Find the word "前庭小脑" in the data. Return every line where it appears.

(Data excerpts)

------------------------------------------------

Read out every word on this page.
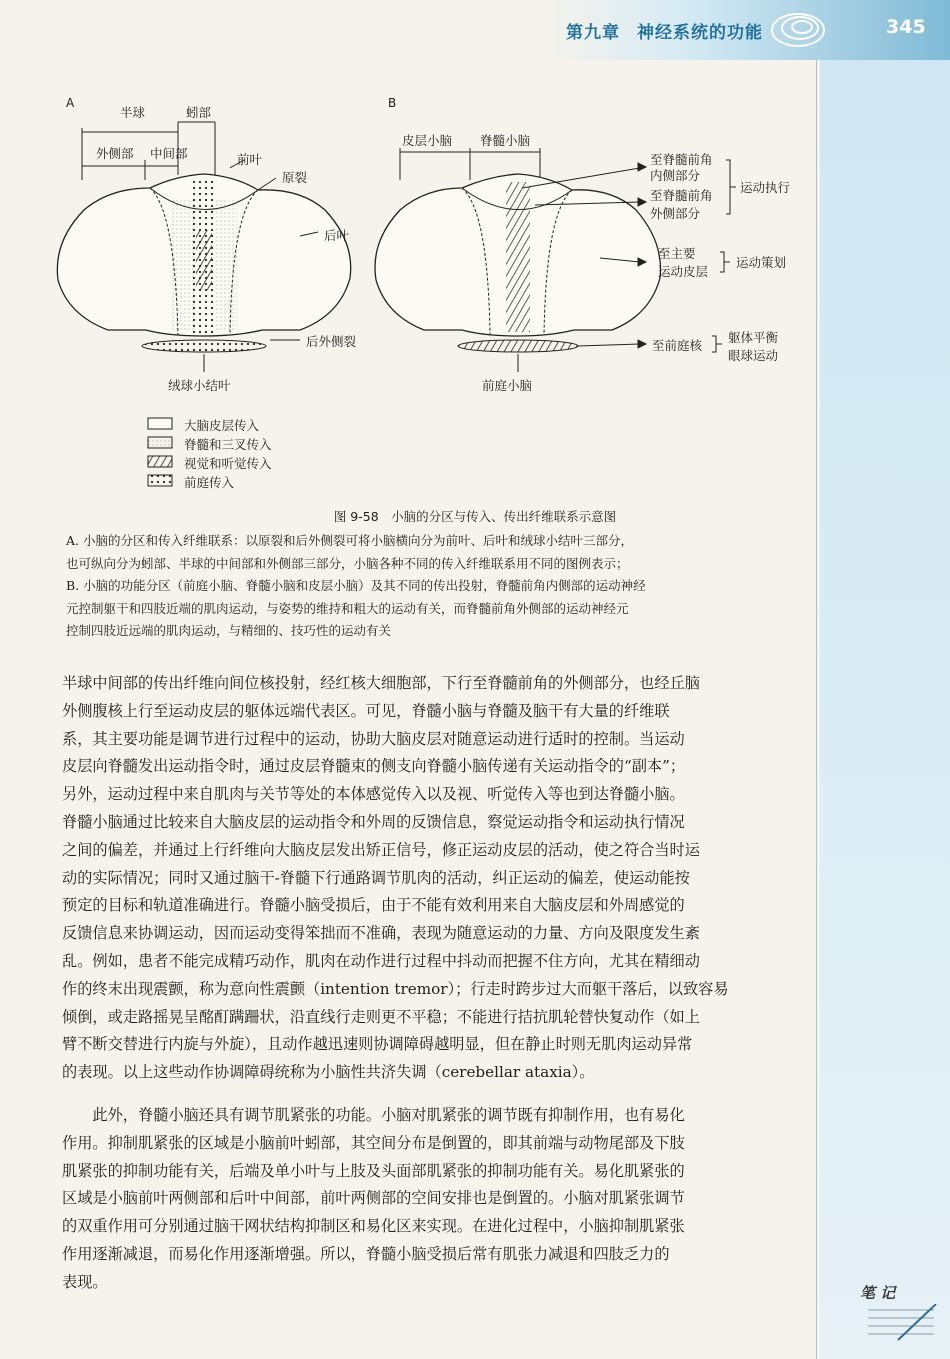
第九章 神经系统的功能	345
A	B
半球	蚓部
外侧部 中间部	前叶
原裂
后叶
后外侧裂
绒球小结叶
皮层小脑 脊髓小脑
至脊髓前角
内侧部分
至脊髓前角
外侧部分
运动执行
至主要
运动皮层
运动策划
至前庭核
躯体平衡
眼球运动
前庭小脑
大脑皮层传入
脊髓和三叉传入
视觉和听觉传入
前庭传入
图 9-58　小脑的分区与传入、传出纤维联系示意图
A. 小脑的分区和传入纤维联系：以原裂和后外侧裂可将小脑横向分为前叶、后叶和绒球小结叶三部分，
也可纵向分为蚓部、半球的中间部和外侧部三部分，小脑各种不同的传入纤维联系用不同的图例表示；
B. 小脑的功能分区（前庭小脑、脊髓小脑和皮层小脑）及其不同的传出投射，脊髓前角内侧部的运动神经
元控制躯干和四肢近端的肌肉运动，与姿势的维持和粗大的运动有关，而脊髓前角外侧部的运动神经元
控制四肢近远端的肌肉运动，与精细的、技巧性的运动有关
半球中间部的传出纤维向间位核投射，经红核大细胞部，下行至脊髓前角的外侧部分，也经丘脑
外侧腹核上行至运动皮层的躯体远端代表区。可见，脊髓小脑与脊髓及脑干有大量的纤维联
系，其主要功能是调节进行过程中的运动，协助大脑皮层对随意运动进行适时的控制。当运动
皮层向脊髓发出运动指令时，通过皮层脊髓束的侧支向脊髓小脑传递有关运动指令的“副本”；
另外，运动过程中来自肌肉与关节等处的本体感觉传入以及视、听觉传入等也到达脊髓小脑。
脊髓小脑通过比较来自大脑皮层的运动指令和外周的反馈信息，察觉运动指令和运动执行情况
之间的偏差，并通过上行纤维向大脑皮层发出矫正信号，修正运动皮层的活动，使之符合当时运
动的实际情况；同时又通过脑干-脊髓下行通路调节肌肉的活动，纠正运动的偏差，使运动能按
预定的目标和轨道准确进行。脊髓小脑受损后，由于不能有效利用来自大脑皮层和外周感觉的
反馈信息来协调运动，因而运动变得笨拙而不准确，表现为随意运动的力量、方向及限度发生紊
乱。例如，患者不能完成精巧动作，肌肉在动作进行过程中抖动而把握不住方向，尤其在精细动
作的终末出现震颤，称为意向性震颤（intention tremor）；行走时跨步过大而躯干落后，以致容易
倾倒，或走路摇晃呈酩酊蹒跚状，沿直线行走则更不平稳；不能进行拮抗肌轮替快复动作（如上
臂不断交替进行内旋与外旋），且动作越迅速则协调障碍越明显，但在静止时则无肌肉运动异常
的表现。以上这些动作协调障碍统称为小脑性共济失调（cerebellar ataxia）。
　　此外，脊髓小脑还具有调节肌紧张的功能。小脑对肌紧张的调节既有抑制作用，也有易化
作用。抑制肌紧张的区域是小脑前叶蚓部，其空间分布是倒置的，即其前端与动物尾部及下肢
肌紧张的抑制功能有关，后端及单小叶与上肢及头面部肌紧张的抑制功能有关。易化肌紧张的
区域是小脑前叶两侧部和后叶中间部，前叶两侧部的空间安排也是倒置的。小脑对肌紧张调节
的双重作用可分别通过脑干网状结构抑制区和易化区来实现。在进化过程中，小脑抑制肌紧张
作用逐渐减退，而易化作用逐渐增强。所以，脊髓小脑受损后常有肌张力减退和四肢乏力的
表现。
笔 记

------------------------------------------------

**Written response:**
前庭小脑
B. 小脑的功能分区（前庭小脑、脊髓小脑和皮层小脑）及其不同的传出投射，脊髓前角内侧部的运动神经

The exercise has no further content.